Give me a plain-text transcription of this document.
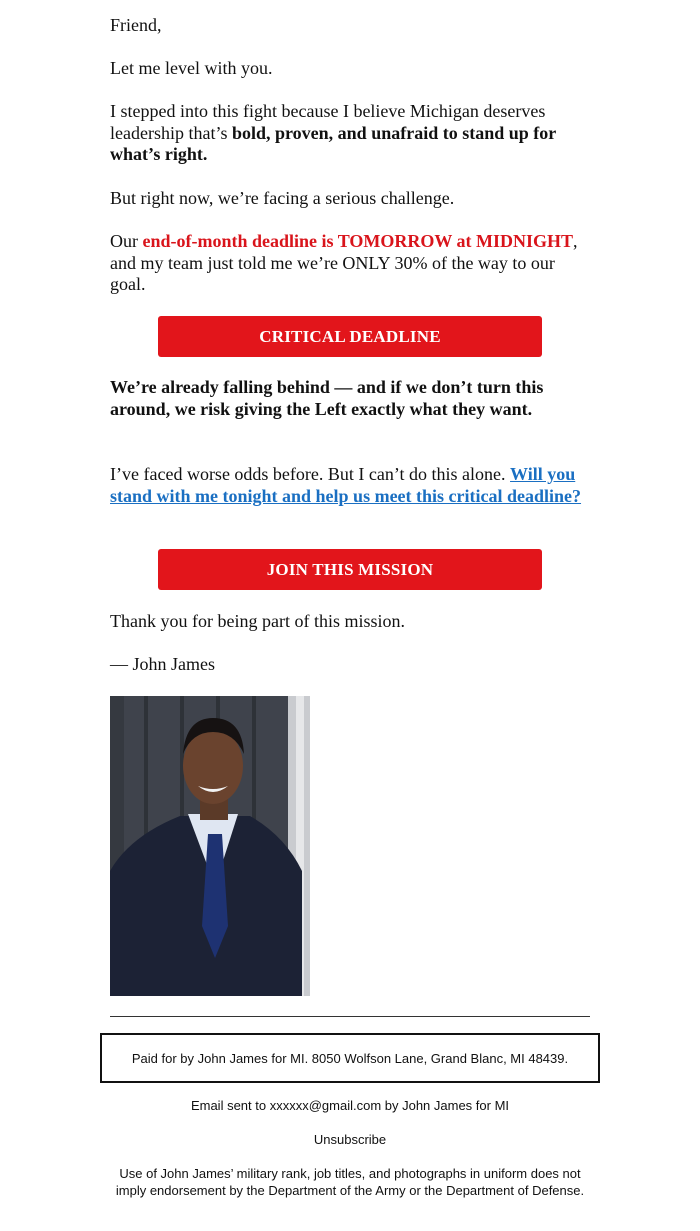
Friend,

Let me level with you.

I stepped into this fight because I believe Michigan deserves leadership that’s bold, proven, and unafraid to stand up for what’s right.

But right now, we’re facing a serious challenge.

Our end-of-month deadline is TOMORROW at MIDNIGHT, and my team just told me we’re ONLY 30% of the way to our goal.

CRITICAL DEADLINE

We’re already falling behind — and if we don’t turn this around, we risk giving the Left exactly what they want.

I’ve faced worse odds before. But I can’t do this alone. Will you stand with me tonight and help us meet this critical deadline?

JOIN THIS MISSION

Thank you for being part of this mission.

— John James

Paid for by John James for MI. 8050 Wolfson Lane, Grand Blanc, MI 48439.
Email sent to xxxxxx@gmail.com by John James for MI
Unsubscribe
Use of John James’ military rank, job titles, and photographs in uniform does not imply endorsement by the Department of the Army or the Department of Defense.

» **Brief**: Copy every line that contains the string "what".

» **Written reply**:
I stepped into this fight because I believe Michigan deserves leadership that’s bold, proven, and unafraid to stand up for what’s right.
We’re already falling behind — and if we don’t turn this around, we risk giving the Left exactly what they want.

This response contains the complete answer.